Work instructions — Restate the full set of records exactly, word for word.

Material for the task —
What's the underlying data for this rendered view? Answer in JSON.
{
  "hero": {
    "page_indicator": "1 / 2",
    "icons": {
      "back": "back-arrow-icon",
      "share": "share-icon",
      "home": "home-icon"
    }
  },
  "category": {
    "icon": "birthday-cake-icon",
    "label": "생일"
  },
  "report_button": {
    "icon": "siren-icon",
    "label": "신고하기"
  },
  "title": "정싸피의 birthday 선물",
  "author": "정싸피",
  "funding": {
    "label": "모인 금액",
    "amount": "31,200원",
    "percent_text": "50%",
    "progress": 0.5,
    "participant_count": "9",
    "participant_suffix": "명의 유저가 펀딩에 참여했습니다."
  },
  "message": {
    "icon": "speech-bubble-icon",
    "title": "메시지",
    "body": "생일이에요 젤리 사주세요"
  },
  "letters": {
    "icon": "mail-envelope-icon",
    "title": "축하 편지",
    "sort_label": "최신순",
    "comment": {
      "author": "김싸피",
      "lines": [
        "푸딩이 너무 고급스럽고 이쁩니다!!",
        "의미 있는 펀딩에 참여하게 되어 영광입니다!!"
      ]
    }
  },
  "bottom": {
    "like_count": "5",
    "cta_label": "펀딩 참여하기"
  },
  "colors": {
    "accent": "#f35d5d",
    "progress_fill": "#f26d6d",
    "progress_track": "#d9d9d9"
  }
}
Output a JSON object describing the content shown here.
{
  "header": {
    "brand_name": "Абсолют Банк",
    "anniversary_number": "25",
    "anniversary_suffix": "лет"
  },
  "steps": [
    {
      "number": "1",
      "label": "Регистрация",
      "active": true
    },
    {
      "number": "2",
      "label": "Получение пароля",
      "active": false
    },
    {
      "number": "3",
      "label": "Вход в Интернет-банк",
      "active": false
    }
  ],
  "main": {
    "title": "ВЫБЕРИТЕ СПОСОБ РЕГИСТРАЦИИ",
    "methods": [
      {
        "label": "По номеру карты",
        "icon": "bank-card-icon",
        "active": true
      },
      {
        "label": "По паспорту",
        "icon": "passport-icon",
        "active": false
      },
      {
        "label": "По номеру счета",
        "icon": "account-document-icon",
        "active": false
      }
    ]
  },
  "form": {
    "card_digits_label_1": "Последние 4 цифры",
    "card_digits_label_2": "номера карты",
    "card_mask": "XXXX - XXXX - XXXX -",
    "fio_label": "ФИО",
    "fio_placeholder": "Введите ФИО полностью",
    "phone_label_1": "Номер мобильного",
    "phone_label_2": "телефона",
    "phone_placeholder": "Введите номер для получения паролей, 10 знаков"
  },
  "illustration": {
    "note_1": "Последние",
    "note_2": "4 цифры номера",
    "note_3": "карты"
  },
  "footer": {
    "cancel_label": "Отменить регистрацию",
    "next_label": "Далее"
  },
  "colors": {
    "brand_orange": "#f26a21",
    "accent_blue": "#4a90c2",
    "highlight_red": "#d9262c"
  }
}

Task solution —
What's the underlying data for this rendered view? Answer in JSON.
{
  "hero": {
    "page_indicator": "1 / 2",
    "icons": {
      "back": "back-arrow-icon",
      "share": "share-icon",
      "home": "home-icon"
    }
  },
  "category": {
    "icon": "birthday-cake-icon",
    "label": "생일"
  },
  "report_button": {
    "icon": "siren-icon",
    "label": "신고하기"
  },
  "title": "정싸피의 birthday 선물",
  "author": "정싸피",
  "funding": {
    "label": "모인 금액",
    "amount": "31,200원",
    "percent_text": "50%",
    "progress": 0.5,
    "participant_count": "9",
    "participant_suffix": "명의 유저가 펀딩에 참여했습니다."
  },
  "message": {
    "icon": "speech-bubble-icon",
    "title": "메시지",
    "body": "생일이에요 젤리 사주세요"
  },
  "letters": {
    "icon": "mail-envelope-icon",
    "title": "축하 편지",
    "sort_label": "최신순",
    "comment": {
      "author": "김싸피",
      "lines": [
        "푸딩이 너무 고급스럽고 이쁩니다!!",
        "의미 있는 펀딩에 참여하게 되어 영광입니다!!"
      ]
    }
  },
  "bottom": {
    "like_count": "5",
    "cta_label": "펀딩 참여하기"
  },
  "colors": {
    "accent": "#f35d5d",
    "progress_fill": "#f26d6d",
    "progress_track": "#d9d9d9"
  }
}
Output a JSON object describing the content shown here.
{
  "header": {
    "brand_name": "Абсолют Банк",
    "anniversary_number": "25",
    "anniversary_suffix": "лет"
  },
  "steps": [
    {
      "number": "1",
      "label": "Регистрация",
      "active": true
    },
    {
      "number": "2",
      "label": "Получение пароля",
      "active": false
    },
    {
      "number": "3",
      "label": "Вход в Интернет-банк",
      "active": false
    }
  ],
  "main": {
    "title": "ВЫБЕРИТЕ СПОСОБ РЕГИСТРАЦИИ",
    "methods": [
      {
        "label": "По номеру карты",
        "icon": "bank-card-icon",
        "active": true
      },
      {
        "label": "По паспорту",
        "icon": "passport-icon",
        "active": false
      },
      {
        "label": "По номеру счета",
        "icon": "account-document-icon",
        "active": false
      }
    ]
  },
  "form": {
    "card_digits_label_1": "Последние 4 цифры",
    "card_digits_label_2": "номера карты",
    "card_mask": "XXXX - XXXX - XXXX -",
    "fio_label": "ФИО",
    "fio_placeholder": "Введите ФИО полностью",
    "phone_label_1": "Номер мобильного",
    "phone_label_2": "телефона",
    "phone_placeholder": "Введите номер для получения паролей, 10 знаков"
  },
  "illustration": {
    "note_1": "Последние",
    "note_2": "4 цифры номера",
    "note_3": "карты"
  },
  "footer": {
    "cancel_label": "Отменить регистрацию",
    "next_label": "Далее"
  },
  "colors": {
    "brand_orange": "#f26a21",
    "accent_blue": "#4a90c2",
    "highlight_red": "#d9262c"
  }
}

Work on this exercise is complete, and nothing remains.